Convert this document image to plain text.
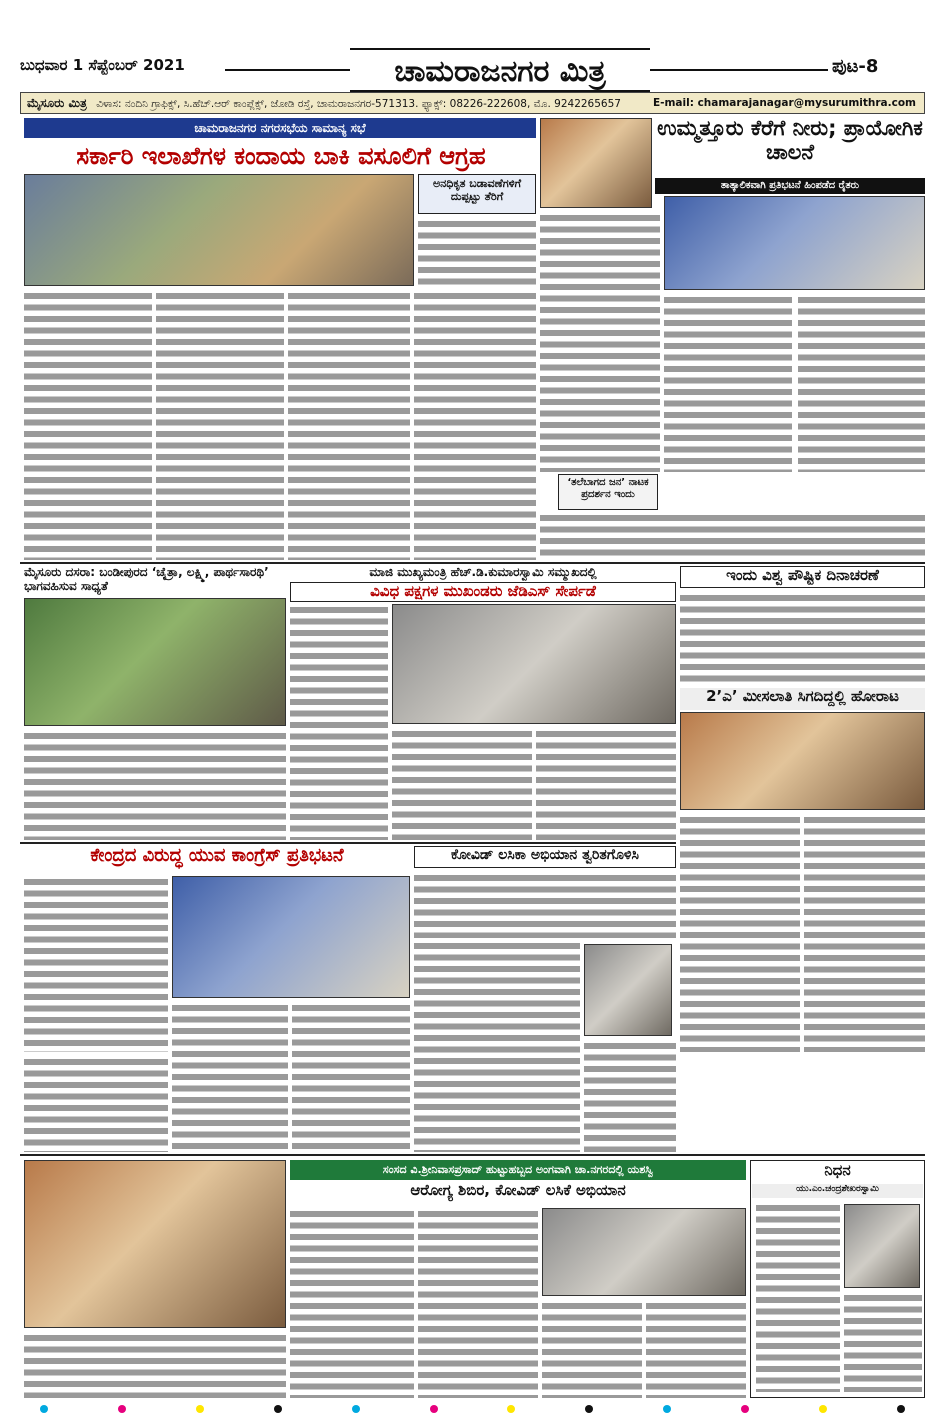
ಬುಧವಾರ 1 ಸೆಪ್ಟೆಂಬರ್ 2021	ಚಾಮರಾಜನಗರ ಮಿತ್ರ	ಪುಟ-8
ಮೈಸೂರು ಮಿತ್ರ ವಿಳಾಸ: ನಂದಿನಿ ಗ್ರಾಫಿಕ್ಸ್, ಸಿ.ಹೆಚ್.ಆರ್ ಕಾಂಪ್ಲೆಕ್ಸ್, ಜೋಡಿ ರಸ್ತೆ, ಚಾಮರಾಜನಗರ-571313. ಫ್ಯಾಕ್ಸ್: 08226-222608, ಮೊ. 9242265657	E-mail: chamarajanagar@mysurumithra.com
ಚಾಮರಾಜನಗರ ನಗರಸಭೆಯ ಸಾಮಾನ್ಯ ಸಭೆ
ಸರ್ಕಾರಿ ಇಲಾಖೆಗಳ ಕಂದಾಯ ಬಾಕಿ ವಸೂಲಿಗೆ ಆಗ್ರಹ
ಅನಧಿಕೃತ ಬಡಾವಣೆಗಳಿಗೆ ದುಪ್ಪಟ್ಟು ತೆರಿಗೆ
ಉಮ್ಮತ್ತೂರು ಕೆರೆಗೆ ನೀರು; ಪ್ರಾಯೋಗಿಕ ಚಾಲನೆ
ತಾತ್ಕಾಲಿಕವಾಗಿ ಪ್ರತಿಭಟನೆ ಹಿಂಪಡೆದ ರೈತರು
‘ತಲೆಬಾಗದ ಜನ’ ನಾಟಕ ಪ್ರದರ್ಶನ ಇಂದು
ಮೈಸೂರು ದಸರಾ: ಬಂಡೀಪುರದ ‘ಚೈತ್ರಾ, ಲಕ್ಷ್ಮಿ, ಪಾರ್ಥಸಾರಥಿ’ ಭಾಗವಹಿಸುವ ಸಾಧ್ಯತೆ
ಮಾಜಿ ಮುಖ್ಯಮಂತ್ರಿ ಹೆಚ್.ಡಿ.ಕುಮಾರಸ್ವಾಮಿ ಸಮ್ಮುಖದಲ್ಲಿ
ವಿವಿಧ ಪಕ್ಷಗಳ ಮುಖಂಡರು ಜೆಡಿಎಸ್ ಸೇರ್ಪಡೆ
ಇಂದು ವಿಶ್ವ ಪೌಷ್ಟಿಕ ದಿನಾಚರಣೆ
2’ಎ’ ಮೀಸಲಾತಿ ಸಿಗದಿದ್ದಲ್ಲಿ ಹೋರಾಟ
ಕೇಂದ್ರದ ವಿರುದ್ಧ ಯುವ ಕಾಂಗ್ರೆಸ್ ಪ್ರತಿಭಟನೆ	ಕೋವಿಡ್ ಲಸಿಕಾ ಅಭಿಯಾನ ತ್ವರಿತಗೊಳಿಸಿ
ಸಂಸದ ವಿ.ಶ್ರೀನಿವಾಸಪ್ರಸಾದ್ ಹುಟ್ಟುಹಬ್ಬದ ಅಂಗವಾಗಿ ಚಾ.ನಗರದಲ್ಲಿ ಯಶಸ್ವಿ
ಆರೋಗ್ಯ ಶಿಬಿರ, ಕೋವಿಡ್ ಲಸಿಕೆ ಅಭಿಯಾನ
ನಿಧನ
ಯು.ಎಂ.ಚಂದ್ರಶೇಖರಸ್ವಾಮಿ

---

→ Directions: For each line in the data above that contains the string "ಜನಗರ", extract the line.

→ Complete response:
ಬುಧವಾರ 1 ಸೆಪ್ಟೆಂಬರ್ 2021	ಚಾಮರಾಜನಗರ ಮಿತ್ರ	ಪುಟ-8
ಮೈಸೂರು ಮಿತ್ರ ವಿಳಾಸ: ನಂದಿನಿ ಗ್ರಾಫಿಕ್ಸ್, ಸಿ.ಹೆಚ್.ಆರ್ ಕಾಂಪ್ಲೆಕ್ಸ್, ಜೋಡಿ ರಸ್ತೆ, ಚಾಮರಾಜನಗರ-571313. ಫ್ಯಾಕ್ಸ್: 08226-222608, ಮೊ. 9242265657	E-mail: chamarajanagar@mysurumithra.com
ಚಾಮರಾಜನಗರ ನಗರಸಭೆಯ ಸಾಮಾನ್ಯ ಸಭೆ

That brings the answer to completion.